A road map for Paris talks
by K P Prabhakaran Nair on 02 May 2015 3 Comments

From Lima, Peru, to Paris, what India’s role will be in the global debate on climate change and emissions

 

The Union minister for environment and forests, Prakash Javadekar, addressing the first meeting of the environment ministers of BRICS in Moscow, said that India, by launching various campaigns, including, “Fresh Air, My Birthright”, “Save Water, Save Energy”, “Grow More Plants”, and “Urban Green”, wants to lead the developing nations with greater stress on need-based consumption. Later this year, the Paris talks will unfold. It is time to prepare well and do our homework before setting out to the negotiating table. This article examines what are the stakes, who will call the shots, and how India must face up to the unfolding scenario. 

 

India needs to prepare well for the December 2015 climate talks in Paris or we will end up making “foot-in-the mouth” statements. Prime Minister Narendra Modi is preoccupied with many other distractions, both national and international, and it would be futile to expect him to produce a road map for Paris. Hopefully, Environment and Forest Minister Prakash Javadekar and his colleagues will put their heads together and come up with a plan that protects Indian interests.

 

It is worth noting that the United States and China, the world’s biggest emitters of greenhouse gases, have agreed to cut emissions, the US by 26-28 per cent in 2025 over its 2005 levels. China will peak its emissions by 2030 and then start cutting but in the meantime, it has committed to producing some 1,000 gigawatts of carbon-free energy. The European Union also proposes to raise its share of renewable sources by 27 per cent in total consumption by 2030.

 

In Brisbane during the G-20 summit, President Barack Obama said, “If China and the US can agree on this, we can get this done”, and he announced a US $3 billion fund for climate mitigation to the UN-backed Climate Mitigation Fund.

 

A critical analysis of the agreement shows these assurances do not unambiguously show the contours of a road map for climate mitigation. Secondly, they are voluntary in nature, not binding. Thus, there will be no penalties if either the US or China misses targets.

= = = = =

Set exercise A ▸ Reproduce the records word for word, starting at their first line and ending with the line that contains "svg-text:4.5: 4.5 [35,7,54,23]", including both of those lines.

Material for the task ▸
= = = = =

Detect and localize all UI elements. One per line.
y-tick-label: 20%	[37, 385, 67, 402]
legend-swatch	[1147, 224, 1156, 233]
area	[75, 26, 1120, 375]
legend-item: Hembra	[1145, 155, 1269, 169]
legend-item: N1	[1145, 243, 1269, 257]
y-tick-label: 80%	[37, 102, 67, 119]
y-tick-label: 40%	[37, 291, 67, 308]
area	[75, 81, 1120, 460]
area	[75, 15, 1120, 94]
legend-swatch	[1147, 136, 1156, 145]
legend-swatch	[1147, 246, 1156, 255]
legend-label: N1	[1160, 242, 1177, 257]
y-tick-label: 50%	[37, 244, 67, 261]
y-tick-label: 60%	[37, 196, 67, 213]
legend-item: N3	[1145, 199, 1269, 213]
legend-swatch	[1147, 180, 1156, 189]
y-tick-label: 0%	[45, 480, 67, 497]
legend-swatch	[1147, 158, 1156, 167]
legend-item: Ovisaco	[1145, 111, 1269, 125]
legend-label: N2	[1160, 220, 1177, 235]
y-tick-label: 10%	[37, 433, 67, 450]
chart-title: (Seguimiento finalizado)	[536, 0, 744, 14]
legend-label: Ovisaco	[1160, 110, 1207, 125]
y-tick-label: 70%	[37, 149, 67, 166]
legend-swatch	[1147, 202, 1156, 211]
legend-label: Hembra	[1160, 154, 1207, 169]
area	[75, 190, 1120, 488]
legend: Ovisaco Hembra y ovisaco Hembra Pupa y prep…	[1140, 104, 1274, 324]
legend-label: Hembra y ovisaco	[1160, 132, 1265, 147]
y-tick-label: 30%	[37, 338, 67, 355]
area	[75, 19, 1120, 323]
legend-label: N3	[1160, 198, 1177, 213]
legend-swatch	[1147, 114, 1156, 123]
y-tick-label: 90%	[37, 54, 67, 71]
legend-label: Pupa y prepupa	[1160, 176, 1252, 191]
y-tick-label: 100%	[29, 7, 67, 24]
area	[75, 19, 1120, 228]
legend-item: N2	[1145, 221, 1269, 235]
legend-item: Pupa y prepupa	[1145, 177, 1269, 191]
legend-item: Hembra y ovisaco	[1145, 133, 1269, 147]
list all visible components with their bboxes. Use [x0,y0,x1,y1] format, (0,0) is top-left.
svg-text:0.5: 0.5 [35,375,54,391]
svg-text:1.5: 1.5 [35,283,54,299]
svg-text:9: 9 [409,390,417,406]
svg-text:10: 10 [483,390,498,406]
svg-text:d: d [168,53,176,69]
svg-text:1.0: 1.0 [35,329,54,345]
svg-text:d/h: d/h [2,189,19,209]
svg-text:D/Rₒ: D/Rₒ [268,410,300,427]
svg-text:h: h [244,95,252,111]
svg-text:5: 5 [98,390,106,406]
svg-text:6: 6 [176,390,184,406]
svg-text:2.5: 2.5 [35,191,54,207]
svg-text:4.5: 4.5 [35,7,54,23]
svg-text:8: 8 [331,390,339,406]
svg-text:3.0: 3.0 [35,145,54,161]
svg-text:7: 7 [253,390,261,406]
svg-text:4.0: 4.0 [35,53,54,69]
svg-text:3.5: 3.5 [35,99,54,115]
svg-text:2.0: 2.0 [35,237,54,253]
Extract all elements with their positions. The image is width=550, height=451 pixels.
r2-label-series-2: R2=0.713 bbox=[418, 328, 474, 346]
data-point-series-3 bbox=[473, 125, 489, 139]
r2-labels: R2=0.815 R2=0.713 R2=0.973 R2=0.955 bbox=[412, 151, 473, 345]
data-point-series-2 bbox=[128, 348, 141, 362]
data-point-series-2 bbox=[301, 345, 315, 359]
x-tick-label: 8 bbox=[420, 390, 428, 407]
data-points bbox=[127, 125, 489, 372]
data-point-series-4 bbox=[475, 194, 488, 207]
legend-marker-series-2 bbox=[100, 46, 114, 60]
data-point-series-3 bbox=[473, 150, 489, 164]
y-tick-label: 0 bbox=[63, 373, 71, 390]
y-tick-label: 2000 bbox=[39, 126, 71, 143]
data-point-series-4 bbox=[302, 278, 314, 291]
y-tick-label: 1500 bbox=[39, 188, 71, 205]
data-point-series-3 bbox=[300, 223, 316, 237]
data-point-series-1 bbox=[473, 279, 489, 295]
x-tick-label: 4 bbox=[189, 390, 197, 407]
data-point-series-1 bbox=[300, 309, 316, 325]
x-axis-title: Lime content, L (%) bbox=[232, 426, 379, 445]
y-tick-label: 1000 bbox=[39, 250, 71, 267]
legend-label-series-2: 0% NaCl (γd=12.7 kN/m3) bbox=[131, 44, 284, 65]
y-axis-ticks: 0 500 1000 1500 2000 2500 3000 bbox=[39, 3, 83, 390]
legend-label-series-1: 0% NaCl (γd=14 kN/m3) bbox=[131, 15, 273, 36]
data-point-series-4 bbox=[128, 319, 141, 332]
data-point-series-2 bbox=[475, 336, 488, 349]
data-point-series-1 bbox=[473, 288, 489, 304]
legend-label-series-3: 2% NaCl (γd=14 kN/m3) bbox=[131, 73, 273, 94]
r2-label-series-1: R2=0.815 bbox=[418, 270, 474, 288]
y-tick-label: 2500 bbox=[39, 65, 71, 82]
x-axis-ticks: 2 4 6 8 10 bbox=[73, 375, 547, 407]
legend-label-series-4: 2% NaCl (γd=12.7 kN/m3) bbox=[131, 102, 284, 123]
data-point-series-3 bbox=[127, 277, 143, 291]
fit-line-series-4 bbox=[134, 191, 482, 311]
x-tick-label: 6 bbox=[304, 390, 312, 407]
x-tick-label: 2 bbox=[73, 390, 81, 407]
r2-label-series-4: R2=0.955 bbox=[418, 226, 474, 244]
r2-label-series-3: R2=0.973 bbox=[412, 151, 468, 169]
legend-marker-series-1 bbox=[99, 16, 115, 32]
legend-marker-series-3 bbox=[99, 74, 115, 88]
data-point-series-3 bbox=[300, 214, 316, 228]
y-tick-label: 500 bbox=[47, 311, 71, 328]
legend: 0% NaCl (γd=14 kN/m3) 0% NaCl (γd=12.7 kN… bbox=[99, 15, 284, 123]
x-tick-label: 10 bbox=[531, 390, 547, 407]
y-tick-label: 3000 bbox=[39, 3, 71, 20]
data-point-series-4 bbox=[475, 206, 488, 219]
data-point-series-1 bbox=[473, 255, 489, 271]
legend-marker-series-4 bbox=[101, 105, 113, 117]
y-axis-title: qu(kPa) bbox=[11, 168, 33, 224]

= = = = =

Set exercise B ▸ In the article on the Paris climate talks, rewrite the paragraph beginning "It is worth noting that the United States and China" as a short bulleted list that keeps its main facts.

Task answer A ▸
Detect and localize all UI elements. One per line.
y-tick-label: 20%	[37, 385, 67, 402]
legend-swatch	[1147, 224, 1156, 233]
area	[75, 26, 1120, 375]
legend-item: Hembra	[1145, 155, 1269, 169]
legend-item: N1	[1145, 243, 1269, 257]
y-tick-label: 80%	[37, 102, 67, 119]
y-tick-label: 40%	[37, 291, 67, 308]
area	[75, 81, 1120, 460]
area	[75, 15, 1120, 94]
legend-swatch	[1147, 136, 1156, 145]
legend-swatch	[1147, 246, 1156, 255]
legend-label: N1	[1160, 242, 1177, 257]
y-tick-label: 50%	[37, 244, 67, 261]
y-tick-label: 60%	[37, 196, 67, 213]
legend-item: N3	[1145, 199, 1269, 213]
legend-swatch	[1147, 180, 1156, 189]
y-tick-label: 0%	[45, 480, 67, 497]
legend-swatch	[1147, 158, 1156, 167]
legend-item: Ovisaco	[1145, 111, 1269, 125]
legend-label: N2	[1160, 220, 1177, 235]
y-tick-label: 10%	[37, 433, 67, 450]
chart-title: (Seguimiento finalizado)	[536, 0, 744, 14]
legend-label: Ovisaco	[1160, 110, 1207, 125]
y-tick-label: 70%	[37, 149, 67, 166]
legend-swatch	[1147, 202, 1156, 211]
legend-label: Hembra	[1160, 154, 1207, 169]
area	[75, 190, 1120, 488]
legend: Ovisaco Hembra y ovisaco Hembra Pupa y prep…	[1140, 104, 1274, 324]
legend-label: Hembra y ovisaco	[1160, 132, 1265, 147]
y-tick-label: 30%	[37, 338, 67, 355]
area	[75, 19, 1120, 323]
legend-label: N3	[1160, 198, 1177, 213]
legend-swatch	[1147, 114, 1156, 123]
y-tick-label: 90%	[37, 54, 67, 71]
legend-label: Pupa y prepupa	[1160, 176, 1252, 191]
y-tick-label: 100%	[29, 7, 67, 24]
area	[75, 19, 1120, 228]
legend-item: N2	[1145, 221, 1269, 235]
legend-item: Pupa y prepupa	[1145, 177, 1269, 191]
legend-item: Hembra y ovisaco	[1145, 133, 1269, 147]
list all visible components with their bboxes. Use [x0,y0,x1,y1] format, (0,0) is top-left.
svg-text:0.5: 0.5 [35,375,54,391]
svg-text:1.5: 1.5 [35,283,54,299]
svg-text:9: 9 [409,390,417,406]
svg-text:10: 10 [483,390,498,406]
svg-text:d: d [168,53,176,69]
svg-text:1.0: 1.0 [35,329,54,345]
svg-text:d/h: d/h [2,189,19,209]
svg-text:D/Rₒ: D/Rₒ [268,410,300,427]
svg-text:h: h [244,95,252,111]
svg-text:5: 5 [98,390,106,406]
svg-text:6: 6 [176,390,184,406]
svg-text:2.5: 2.5 [35,191,54,207]
svg-text:4.5: 4.5 [35,7,54,23]

Task answer B ▸
- The United States and China, the world's biggest greenhouse-gas emitters, have agreed to cut emissions.
- United States: a 26-28 percent cut in 2025 compared with 2005 levels.
- China: emissions will peak by 2030 and then decline. Until then, it has committed to producing about 1,000 gigawatts of carbon-free energy.
- European Union: proposes to raise the share of renewable sources in total consumption by 27 percent by 2030.